▸ Exercise description: Give only the number of lines that contain the word "hipotecario".

A block of data:
__________________________________________________

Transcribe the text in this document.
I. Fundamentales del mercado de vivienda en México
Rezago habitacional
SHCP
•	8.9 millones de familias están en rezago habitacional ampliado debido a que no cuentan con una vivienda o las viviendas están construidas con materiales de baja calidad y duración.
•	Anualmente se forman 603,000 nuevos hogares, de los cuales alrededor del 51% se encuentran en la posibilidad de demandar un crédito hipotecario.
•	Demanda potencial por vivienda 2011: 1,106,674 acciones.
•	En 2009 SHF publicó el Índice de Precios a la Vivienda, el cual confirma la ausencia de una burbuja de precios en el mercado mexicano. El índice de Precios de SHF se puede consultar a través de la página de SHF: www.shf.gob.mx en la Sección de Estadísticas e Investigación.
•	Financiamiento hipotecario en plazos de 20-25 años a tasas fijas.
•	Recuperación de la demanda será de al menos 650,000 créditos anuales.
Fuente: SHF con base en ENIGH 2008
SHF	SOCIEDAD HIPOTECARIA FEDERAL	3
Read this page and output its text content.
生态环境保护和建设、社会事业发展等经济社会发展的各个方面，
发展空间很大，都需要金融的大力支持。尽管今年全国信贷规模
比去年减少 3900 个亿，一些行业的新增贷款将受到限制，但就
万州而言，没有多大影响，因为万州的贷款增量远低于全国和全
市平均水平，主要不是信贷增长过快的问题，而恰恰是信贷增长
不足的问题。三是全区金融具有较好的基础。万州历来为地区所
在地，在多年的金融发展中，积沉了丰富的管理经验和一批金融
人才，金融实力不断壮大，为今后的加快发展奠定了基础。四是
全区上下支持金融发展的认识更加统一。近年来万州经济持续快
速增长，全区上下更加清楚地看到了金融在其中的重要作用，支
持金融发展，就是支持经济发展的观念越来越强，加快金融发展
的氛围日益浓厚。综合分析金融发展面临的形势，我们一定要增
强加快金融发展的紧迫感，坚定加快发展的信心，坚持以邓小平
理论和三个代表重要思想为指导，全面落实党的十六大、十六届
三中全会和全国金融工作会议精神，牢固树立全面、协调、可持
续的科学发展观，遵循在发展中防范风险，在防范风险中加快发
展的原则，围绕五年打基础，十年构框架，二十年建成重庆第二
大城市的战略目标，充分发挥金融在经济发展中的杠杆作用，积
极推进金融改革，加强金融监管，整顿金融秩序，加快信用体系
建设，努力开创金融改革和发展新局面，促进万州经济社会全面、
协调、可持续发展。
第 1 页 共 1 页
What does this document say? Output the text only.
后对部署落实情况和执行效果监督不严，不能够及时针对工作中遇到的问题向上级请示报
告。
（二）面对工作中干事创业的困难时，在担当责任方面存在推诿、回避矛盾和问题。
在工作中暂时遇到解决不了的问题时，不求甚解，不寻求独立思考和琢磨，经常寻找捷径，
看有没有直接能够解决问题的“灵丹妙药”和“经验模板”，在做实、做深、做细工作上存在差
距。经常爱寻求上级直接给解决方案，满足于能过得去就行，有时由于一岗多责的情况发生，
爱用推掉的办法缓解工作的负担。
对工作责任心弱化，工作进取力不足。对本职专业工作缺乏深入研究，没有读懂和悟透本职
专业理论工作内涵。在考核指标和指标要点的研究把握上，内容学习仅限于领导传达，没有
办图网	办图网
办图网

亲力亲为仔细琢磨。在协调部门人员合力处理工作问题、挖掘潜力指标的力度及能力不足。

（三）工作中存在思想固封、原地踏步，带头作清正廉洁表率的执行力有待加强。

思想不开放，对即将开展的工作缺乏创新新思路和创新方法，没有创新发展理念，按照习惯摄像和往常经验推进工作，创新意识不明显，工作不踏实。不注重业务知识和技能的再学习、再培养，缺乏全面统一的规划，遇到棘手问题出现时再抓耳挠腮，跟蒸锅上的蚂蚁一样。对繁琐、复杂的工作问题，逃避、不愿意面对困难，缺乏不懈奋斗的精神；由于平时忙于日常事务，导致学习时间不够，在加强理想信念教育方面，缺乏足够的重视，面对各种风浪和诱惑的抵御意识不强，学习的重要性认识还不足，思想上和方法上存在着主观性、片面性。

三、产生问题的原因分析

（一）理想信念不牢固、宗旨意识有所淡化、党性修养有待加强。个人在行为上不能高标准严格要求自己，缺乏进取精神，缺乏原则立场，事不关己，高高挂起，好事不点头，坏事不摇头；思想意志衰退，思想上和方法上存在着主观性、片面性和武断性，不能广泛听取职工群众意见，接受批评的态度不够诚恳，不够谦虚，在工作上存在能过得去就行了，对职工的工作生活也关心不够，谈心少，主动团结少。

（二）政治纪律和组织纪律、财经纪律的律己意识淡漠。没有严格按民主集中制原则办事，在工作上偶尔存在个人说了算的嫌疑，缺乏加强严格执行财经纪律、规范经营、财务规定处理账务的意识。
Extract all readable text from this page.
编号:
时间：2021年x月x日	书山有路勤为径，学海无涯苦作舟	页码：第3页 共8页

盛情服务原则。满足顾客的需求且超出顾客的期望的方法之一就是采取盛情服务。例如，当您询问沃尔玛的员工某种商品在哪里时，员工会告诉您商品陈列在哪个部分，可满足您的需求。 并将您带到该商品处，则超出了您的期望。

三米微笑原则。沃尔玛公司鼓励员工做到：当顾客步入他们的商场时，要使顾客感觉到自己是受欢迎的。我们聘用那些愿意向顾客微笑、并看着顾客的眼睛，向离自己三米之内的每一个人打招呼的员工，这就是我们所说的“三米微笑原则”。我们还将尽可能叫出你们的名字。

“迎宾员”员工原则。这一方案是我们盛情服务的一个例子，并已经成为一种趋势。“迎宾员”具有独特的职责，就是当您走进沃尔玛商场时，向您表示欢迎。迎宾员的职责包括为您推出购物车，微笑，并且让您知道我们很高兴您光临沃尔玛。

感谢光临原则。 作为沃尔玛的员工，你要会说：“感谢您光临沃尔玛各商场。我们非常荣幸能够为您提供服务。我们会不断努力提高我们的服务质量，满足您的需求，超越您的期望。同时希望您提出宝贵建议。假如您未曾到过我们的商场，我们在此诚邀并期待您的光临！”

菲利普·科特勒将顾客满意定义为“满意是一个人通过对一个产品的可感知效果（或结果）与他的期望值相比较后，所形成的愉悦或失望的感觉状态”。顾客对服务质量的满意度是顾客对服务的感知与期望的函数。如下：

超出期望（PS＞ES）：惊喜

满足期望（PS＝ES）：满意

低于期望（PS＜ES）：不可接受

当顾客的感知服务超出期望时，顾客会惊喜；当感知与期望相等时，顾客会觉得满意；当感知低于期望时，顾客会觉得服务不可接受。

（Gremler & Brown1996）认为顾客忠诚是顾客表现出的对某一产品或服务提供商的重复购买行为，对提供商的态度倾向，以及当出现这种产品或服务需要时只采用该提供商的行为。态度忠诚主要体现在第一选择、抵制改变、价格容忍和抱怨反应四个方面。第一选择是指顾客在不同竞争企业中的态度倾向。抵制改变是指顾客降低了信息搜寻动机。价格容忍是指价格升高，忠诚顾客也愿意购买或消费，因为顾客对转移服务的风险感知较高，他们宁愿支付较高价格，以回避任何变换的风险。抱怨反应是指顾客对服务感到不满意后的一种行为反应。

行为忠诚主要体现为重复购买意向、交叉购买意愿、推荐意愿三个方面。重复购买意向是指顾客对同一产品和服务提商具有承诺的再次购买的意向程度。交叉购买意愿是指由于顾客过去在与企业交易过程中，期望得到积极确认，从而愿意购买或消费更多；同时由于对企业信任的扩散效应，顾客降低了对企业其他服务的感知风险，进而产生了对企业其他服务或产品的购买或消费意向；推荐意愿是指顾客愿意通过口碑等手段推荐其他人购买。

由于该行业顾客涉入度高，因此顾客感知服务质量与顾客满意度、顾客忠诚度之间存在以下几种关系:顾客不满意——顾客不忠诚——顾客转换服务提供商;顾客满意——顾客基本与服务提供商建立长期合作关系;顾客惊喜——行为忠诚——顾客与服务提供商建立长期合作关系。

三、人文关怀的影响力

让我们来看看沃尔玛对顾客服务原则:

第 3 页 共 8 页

__________________________________________________

▸ Expected answer: 2